• [What to work on]:
In the records below, find each line with the word "JSON" and copy it.

[BEGIN]

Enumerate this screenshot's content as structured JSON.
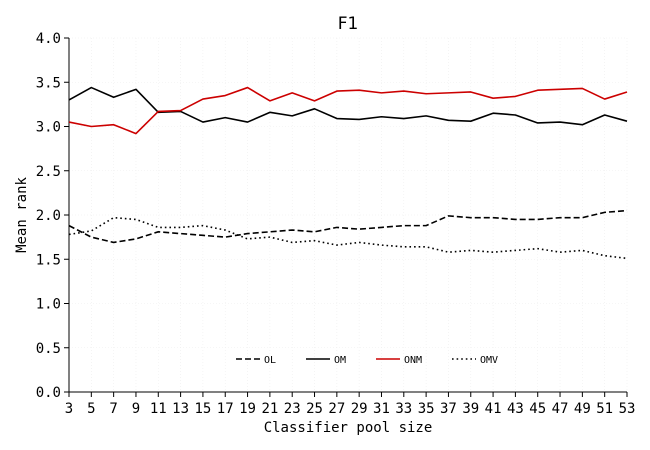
{
  "chart_data": {
    "type": "line",
    "title": "F1",
    "xlabel": "Classifier pool size",
    "ylabel": "Mean rank",
    "xlim": [
      3,
      53
    ],
    "ylim": [
      0.0,
      4.0
    ],
    "xticks": [
      "3",
      "5",
      "7",
      "9",
      "11",
      "13",
      "15",
      "17",
      "19",
      "21",
      "23",
      "25",
      "27",
      "29",
      "31",
      "33",
      "35",
      "37",
      "39",
      "41",
      "43",
      "45",
      "47",
      "49",
      "51",
      "53"
    ],
    "yticks": [
      "0.0",
      "0.5",
      "1.0",
      "1.5",
      "2.0",
      "2.5",
      "3.0",
      "3.5",
      "4.0"
    ],
    "grid": true,
    "legend_position": "bottom-center",
    "x": [
      3,
      5,
      7,
      9,
      11,
      13,
      15,
      17,
      19,
      21,
      23,
      25,
      27,
      29,
      31,
      33,
      35,
      37,
      39,
      41,
      43,
      45,
      47,
      49,
      51,
      53
    ],
    "series": [
      {
        "name": "OL",
        "color": "#000000",
        "dash": "dashed",
        "values": [
          1.88,
          1.75,
          1.69,
          1.73,
          1.81,
          1.79,
          1.77,
          1.75,
          1.79,
          1.81,
          1.83,
          1.81,
          1.86,
          1.84,
          1.86,
          1.88,
          1.88,
          1.99,
          1.97,
          1.97,
          1.95,
          1.95,
          1.97,
          1.97,
          2.03,
          2.05
        ]
      },
      {
        "name": "OM",
        "color": "#000000",
        "dash": "solid",
        "values": [
          3.3,
          3.44,
          3.33,
          3.42,
          3.16,
          3.17,
          3.05,
          3.1,
          3.05,
          3.16,
          3.12,
          3.2,
          3.09,
          3.08,
          3.11,
          3.09,
          3.12,
          3.07,
          3.06,
          3.15,
          3.13,
          3.04,
          3.05,
          3.02,
          3.13,
          3.06
        ]
      },
      {
        "name": "ONM",
        "color": "#cc0000",
        "dash": "solid",
        "values": [
          3.05,
          3.0,
          3.02,
          2.92,
          3.17,
          3.18,
          3.31,
          3.35,
          3.44,
          3.29,
          3.38,
          3.29,
          3.4,
          3.41,
          3.38,
          3.4,
          3.37,
          3.38,
          3.39,
          3.32,
          3.34,
          3.41,
          3.42,
          3.43,
          3.31,
          3.39
        ]
      },
      {
        "name": "OMV",
        "color": "#000000",
        "dash": "dotted",
        "values": [
          1.78,
          1.82,
          1.97,
          1.95,
          1.86,
          1.86,
          1.88,
          1.83,
          1.73,
          1.75,
          1.69,
          1.71,
          1.66,
          1.69,
          1.66,
          1.64,
          1.64,
          1.58,
          1.6,
          1.58,
          1.6,
          1.62,
          1.58,
          1.6,
          1.54,
          1.51
        ]
      }
    ]
  }
}
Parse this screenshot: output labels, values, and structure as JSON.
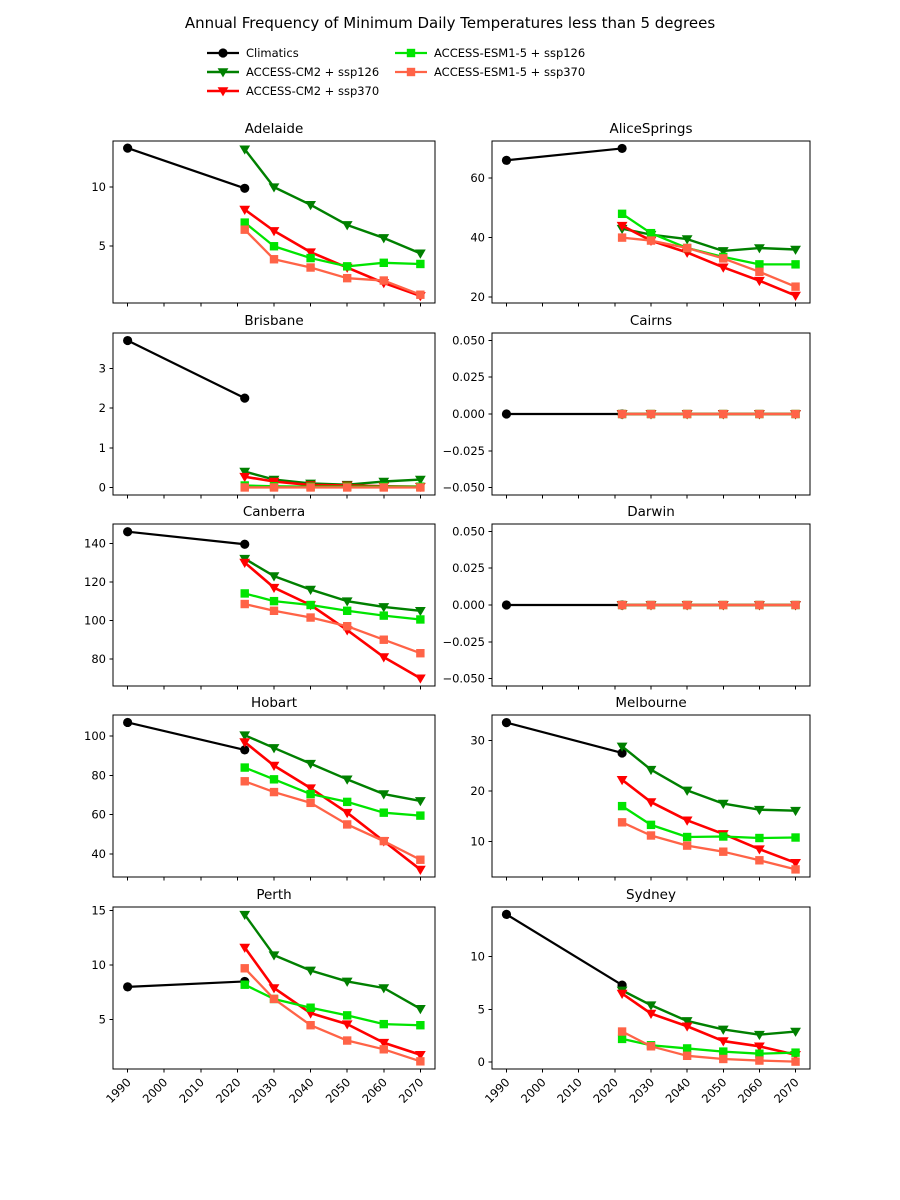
{
  "chart_data": {
    "type": "line",
    "figure_title": "Annual Frequency of Minimum Daily Temperatures less than 5 degrees",
    "xlim": [
      1986,
      2074
    ],
    "xticks": [
      1990,
      2000,
      2010,
      2020,
      2030,
      2040,
      2050,
      2060,
      2070
    ],
    "x_years_observed": [
      1990,
      2022
    ],
    "x_years_model": [
      2022,
      2030,
      2040,
      2050,
      2060,
      2070
    ],
    "series_defs": [
      {
        "id": "climatics",
        "label": "Climatics",
        "color": "#000000",
        "marker": "circle",
        "linewidth": 2.2
      },
      {
        "id": "cm2_126",
        "label": "ACCESS-CM2 + ssp126",
        "color": "#008000",
        "marker": "triangle",
        "linewidth": 2.4
      },
      {
        "id": "cm2_370",
        "label": "ACCESS-CM2 + ssp370",
        "color": "#ff0000",
        "marker": "triangle",
        "linewidth": 2.6
      },
      {
        "id": "esm_126",
        "label": "ACCESS-ESM1-5 + ssp126",
        "color": "#00e400",
        "marker": "square",
        "linewidth": 2.3
      },
      {
        "id": "esm_370",
        "label": "ACCESS-ESM1-5 + ssp370",
        "color": "#ff6347",
        "marker": "square",
        "linewidth": 2.3
      }
    ],
    "subplots": [
      {
        "title": "Adelaide",
        "ylim": [
          0.2,
          13.9
        ],
        "yticks": [
          5,
          10
        ],
        "ytick_decimals": 0,
        "values": {
          "climatics": [
            13.3,
            9.9
          ],
          "cm2_126": [
            13.2,
            10.0,
            8.5,
            6.8,
            5.7,
            4.4
          ],
          "cm2_370": [
            8.1,
            6.3,
            4.5,
            3.2,
            1.9,
            0.8
          ],
          "esm_126": [
            7.0,
            5.0,
            4.0,
            3.3,
            3.6,
            3.5
          ],
          "esm_370": [
            6.4,
            3.9,
            3.2,
            2.3,
            2.1,
            0.9
          ]
        }
      },
      {
        "title": "AliceSprings",
        "ylim": [
          18.0,
          72.5
        ],
        "yticks": [
          20,
          40,
          60
        ],
        "ytick_decimals": 0,
        "values": {
          "climatics": [
            66,
            70
          ],
          "cm2_126": [
            43,
            41,
            39.5,
            35.5,
            36.5,
            36
          ],
          "cm2_370": [
            44,
            39,
            35,
            30,
            25.5,
            20.5
          ],
          "esm_126": [
            48,
            41.5,
            36.5,
            33.5,
            31,
            31
          ],
          "esm_370": [
            40,
            39,
            36.5,
            33,
            28.5,
            23.5
          ]
        }
      },
      {
        "title": "Brisbane",
        "ylim": [
          -0.19,
          3.89
        ],
        "yticks": [
          0,
          1,
          2,
          3
        ],
        "ytick_decimals": 0,
        "values": {
          "climatics": [
            3.7,
            2.25
          ],
          "cm2_126": [
            0.4,
            0.2,
            0.1,
            0.07,
            0.15,
            0.2
          ],
          "cm2_370": [
            0.27,
            0.15,
            0.06,
            0.05,
            0.03,
            0.02
          ],
          "esm_126": [
            0.05,
            0.03,
            0.02,
            0.02,
            0.02,
            0.02
          ],
          "esm_370": [
            0.0,
            0.0,
            0.0,
            0.0,
            0.0,
            0.0
          ]
        }
      },
      {
        "title": "Cairns",
        "ylim": [
          -0.055,
          0.055
        ],
        "yticks": [
          -0.05,
          -0.025,
          0.0,
          0.025,
          0.05
        ],
        "ytick_decimals": 3,
        "values": {
          "climatics": [
            0,
            0
          ],
          "cm2_126": [
            0,
            0,
            0,
            0,
            0,
            0
          ],
          "cm2_370": [
            0,
            0,
            0,
            0,
            0,
            0
          ],
          "esm_126": [
            0,
            0,
            0,
            0,
            0,
            0
          ],
          "esm_370": [
            0,
            0,
            0,
            0,
            0,
            0
          ]
        }
      },
      {
        "title": "Canberra",
        "ylim": [
          66.0,
          150.0
        ],
        "yticks": [
          80,
          100,
          120,
          140
        ],
        "ytick_decimals": 0,
        "values": {
          "climatics": [
            146,
            139.5
          ],
          "cm2_126": [
            132,
            123,
            116,
            110,
            107,
            105
          ],
          "cm2_370": [
            130,
            117,
            108,
            95,
            81,
            70
          ],
          "esm_126": [
            114,
            110,
            108,
            105,
            102.5,
            100.5
          ],
          "esm_370": [
            108.5,
            105,
            101.5,
            97,
            90,
            83
          ]
        }
      },
      {
        "title": "Darwin",
        "ylim": [
          -0.055,
          0.055
        ],
        "yticks": [
          -0.05,
          -0.025,
          0.0,
          0.025,
          0.05
        ],
        "ytick_decimals": 3,
        "values": {
          "climatics": [
            0,
            0
          ],
          "cm2_126": [
            0,
            0,
            0,
            0,
            0,
            0
          ],
          "cm2_370": [
            0,
            0,
            0,
            0,
            0,
            0
          ],
          "esm_126": [
            0,
            0,
            0,
            0,
            0,
            0
          ],
          "esm_370": [
            0,
            0,
            0,
            0,
            0,
            0
          ]
        }
      },
      {
        "title": "Hobart",
        "ylim": [
          28.2,
          110.8
        ],
        "yticks": [
          40,
          60,
          80,
          100
        ],
        "ytick_decimals": 0,
        "values": {
          "climatics": [
            107,
            93
          ],
          "cm2_126": [
            100.5,
            94,
            86,
            78,
            70.5,
            67
          ],
          "cm2_370": [
            97,
            85,
            73.5,
            61,
            46.5,
            32
          ],
          "esm_126": [
            84,
            78,
            70.5,
            66.5,
            61,
            59.5
          ],
          "esm_370": [
            77,
            71.5,
            66,
            55,
            46.5,
            37
          ]
        }
      },
      {
        "title": "Melbourne",
        "ylim": [
          3.0,
          35.0
        ],
        "yticks": [
          10,
          20,
          30
        ],
        "ytick_decimals": 0,
        "values": {
          "climatics": [
            33.5,
            27.5
          ],
          "cm2_126": [
            28.8,
            24.2,
            20.1,
            17.5,
            16.3,
            16.1
          ],
          "cm2_370": [
            22.2,
            17.8,
            14.2,
            11.5,
            8.5,
            5.8
          ],
          "esm_126": [
            17,
            13.3,
            10.9,
            11,
            10.7,
            10.8
          ],
          "esm_370": [
            13.8,
            11.2,
            9.2,
            8,
            6.3,
            4.5
          ]
        }
      },
      {
        "title": "Perth",
        "ylim": [
          0.5,
          15.3
        ],
        "yticks": [
          5,
          10,
          15
        ],
        "ytick_decimals": 0,
        "values": {
          "climatics": [
            8.0,
            8.5
          ],
          "cm2_126": [
            14.6,
            10.9,
            9.5,
            8.5,
            7.9,
            6.0
          ],
          "cm2_370": [
            11.6,
            7.9,
            5.6,
            4.6,
            2.9,
            1.8
          ],
          "esm_126": [
            8.2,
            6.9,
            6.1,
            5.4,
            4.6,
            4.5
          ],
          "esm_370": [
            9.7,
            6.9,
            4.5,
            3.1,
            2.3,
            1.2
          ]
        }
      },
      {
        "title": "Sydney",
        "ylim": [
          -0.65,
          14.7
        ],
        "yticks": [
          0,
          5,
          10
        ],
        "ytick_decimals": 0,
        "values": {
          "climatics": [
            14,
            7.3
          ],
          "cm2_126": [
            6.8,
            5.4,
            3.9,
            3.1,
            2.6,
            2.9
          ],
          "cm2_370": [
            6.5,
            4.6,
            3.4,
            2.0,
            1.5,
            0.7
          ],
          "esm_126": [
            2.2,
            1.6,
            1.3,
            1.0,
            0.8,
            0.9
          ],
          "esm_370": [
            2.9,
            1.5,
            0.6,
            0.3,
            0.15,
            0.05
          ]
        }
      }
    ]
  }
}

[END]

• [Result for this task]:
Enumerate this screenshot's content as structured JSON.
Parse this screenshot: output labels, values, and structure as JSON.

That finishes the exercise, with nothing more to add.